> **WORK REQUIRED**
Check each line of the listing, and copy it if it contains the word "культуры".

** Start **

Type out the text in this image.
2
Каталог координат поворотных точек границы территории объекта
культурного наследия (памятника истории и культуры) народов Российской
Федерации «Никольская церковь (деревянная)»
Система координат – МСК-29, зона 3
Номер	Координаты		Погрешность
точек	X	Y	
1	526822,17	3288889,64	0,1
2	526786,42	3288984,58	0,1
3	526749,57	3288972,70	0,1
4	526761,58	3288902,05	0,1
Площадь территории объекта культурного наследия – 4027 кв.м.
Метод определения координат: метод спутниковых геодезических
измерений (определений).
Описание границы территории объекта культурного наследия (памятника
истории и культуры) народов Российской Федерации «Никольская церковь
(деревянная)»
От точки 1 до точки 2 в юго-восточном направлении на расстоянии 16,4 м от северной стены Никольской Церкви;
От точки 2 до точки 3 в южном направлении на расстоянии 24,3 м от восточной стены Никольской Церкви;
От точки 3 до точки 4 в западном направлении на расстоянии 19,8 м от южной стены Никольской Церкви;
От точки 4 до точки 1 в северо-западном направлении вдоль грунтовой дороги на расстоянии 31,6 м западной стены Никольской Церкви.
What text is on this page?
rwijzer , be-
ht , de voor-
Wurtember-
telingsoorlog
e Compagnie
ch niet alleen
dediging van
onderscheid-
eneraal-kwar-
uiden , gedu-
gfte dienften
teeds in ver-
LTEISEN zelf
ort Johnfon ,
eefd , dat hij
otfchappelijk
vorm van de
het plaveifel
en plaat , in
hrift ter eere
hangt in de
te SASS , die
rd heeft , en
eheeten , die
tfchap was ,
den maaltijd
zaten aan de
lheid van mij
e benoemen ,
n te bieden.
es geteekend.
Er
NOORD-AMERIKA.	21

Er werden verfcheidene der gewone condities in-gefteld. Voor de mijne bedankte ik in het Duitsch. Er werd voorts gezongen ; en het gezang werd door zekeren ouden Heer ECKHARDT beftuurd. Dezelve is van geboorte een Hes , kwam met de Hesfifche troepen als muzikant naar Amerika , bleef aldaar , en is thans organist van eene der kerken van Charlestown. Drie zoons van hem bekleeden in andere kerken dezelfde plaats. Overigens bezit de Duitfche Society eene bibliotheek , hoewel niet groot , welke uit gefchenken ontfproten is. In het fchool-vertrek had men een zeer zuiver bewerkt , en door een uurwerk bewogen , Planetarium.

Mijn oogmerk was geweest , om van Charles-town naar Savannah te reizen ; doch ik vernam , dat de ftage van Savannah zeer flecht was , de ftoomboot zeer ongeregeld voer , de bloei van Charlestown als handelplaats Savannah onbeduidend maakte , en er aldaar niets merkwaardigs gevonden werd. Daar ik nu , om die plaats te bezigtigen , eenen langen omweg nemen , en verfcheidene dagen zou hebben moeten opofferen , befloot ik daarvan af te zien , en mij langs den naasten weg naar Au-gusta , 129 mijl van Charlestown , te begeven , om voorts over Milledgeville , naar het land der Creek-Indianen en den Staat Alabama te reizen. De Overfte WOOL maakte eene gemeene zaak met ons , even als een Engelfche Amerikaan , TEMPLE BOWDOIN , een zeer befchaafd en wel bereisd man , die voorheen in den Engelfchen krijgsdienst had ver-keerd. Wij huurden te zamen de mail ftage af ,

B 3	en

** End **

> **EXERCISE RESULT**
культурного наследия (памятника истории и культуры) народов Российской
истории и культуры) народов Российской Федерации «Никольская церковь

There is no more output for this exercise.